---------- SUPPLIED INFORMATION
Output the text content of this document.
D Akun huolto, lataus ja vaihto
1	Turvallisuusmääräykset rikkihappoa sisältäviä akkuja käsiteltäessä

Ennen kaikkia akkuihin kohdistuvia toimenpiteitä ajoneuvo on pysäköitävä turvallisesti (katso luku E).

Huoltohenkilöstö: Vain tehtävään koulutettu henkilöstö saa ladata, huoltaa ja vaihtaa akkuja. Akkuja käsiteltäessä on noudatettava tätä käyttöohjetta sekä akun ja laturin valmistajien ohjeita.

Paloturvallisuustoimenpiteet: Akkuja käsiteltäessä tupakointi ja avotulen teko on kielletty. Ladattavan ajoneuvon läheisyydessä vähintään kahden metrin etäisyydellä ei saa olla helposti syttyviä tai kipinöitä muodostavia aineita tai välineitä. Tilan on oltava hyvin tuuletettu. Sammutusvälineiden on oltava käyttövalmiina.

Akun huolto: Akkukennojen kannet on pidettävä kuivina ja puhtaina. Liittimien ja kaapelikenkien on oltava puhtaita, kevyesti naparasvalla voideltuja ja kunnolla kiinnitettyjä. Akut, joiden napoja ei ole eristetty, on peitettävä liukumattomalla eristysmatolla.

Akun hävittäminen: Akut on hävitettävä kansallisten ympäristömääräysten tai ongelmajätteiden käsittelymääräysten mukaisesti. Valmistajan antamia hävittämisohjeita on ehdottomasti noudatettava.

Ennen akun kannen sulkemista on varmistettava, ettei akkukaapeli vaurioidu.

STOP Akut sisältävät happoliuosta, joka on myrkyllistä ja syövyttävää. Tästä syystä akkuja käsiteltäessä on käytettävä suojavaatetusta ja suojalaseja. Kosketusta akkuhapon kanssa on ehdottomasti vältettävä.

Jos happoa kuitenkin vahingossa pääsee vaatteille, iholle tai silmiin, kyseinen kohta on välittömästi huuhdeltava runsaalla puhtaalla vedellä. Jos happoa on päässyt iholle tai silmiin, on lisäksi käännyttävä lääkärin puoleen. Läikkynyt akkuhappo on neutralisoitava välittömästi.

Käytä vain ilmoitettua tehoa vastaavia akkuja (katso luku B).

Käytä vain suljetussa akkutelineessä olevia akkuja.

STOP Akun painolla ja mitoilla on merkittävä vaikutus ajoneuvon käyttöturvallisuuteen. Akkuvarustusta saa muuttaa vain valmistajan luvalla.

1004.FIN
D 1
--------------------
_WHAT THE EXERCISE ASKS:_ Return each line of the listing that holds the string "noudatettava".

_RESPONSE TO THIS EXERCISE:_
Huoltohenkilöstö: Vain tehtävään koulutettu henkilöstö saa ladata, huoltaa ja vaihtaa akkuja. Akkuja käsiteltäessä on noudatettava tätä käyttöohjetta sekä akun ja laturin valmistajien ohjeita.
Akun hävittäminen: Akut on hävitettävä kansallisten ympäristömääräysten tai ongelmajätteiden käsittelymääräysten mukaisesti. Valmistajan antamia hävittämisohjeita on ehdottomasti noudatettava.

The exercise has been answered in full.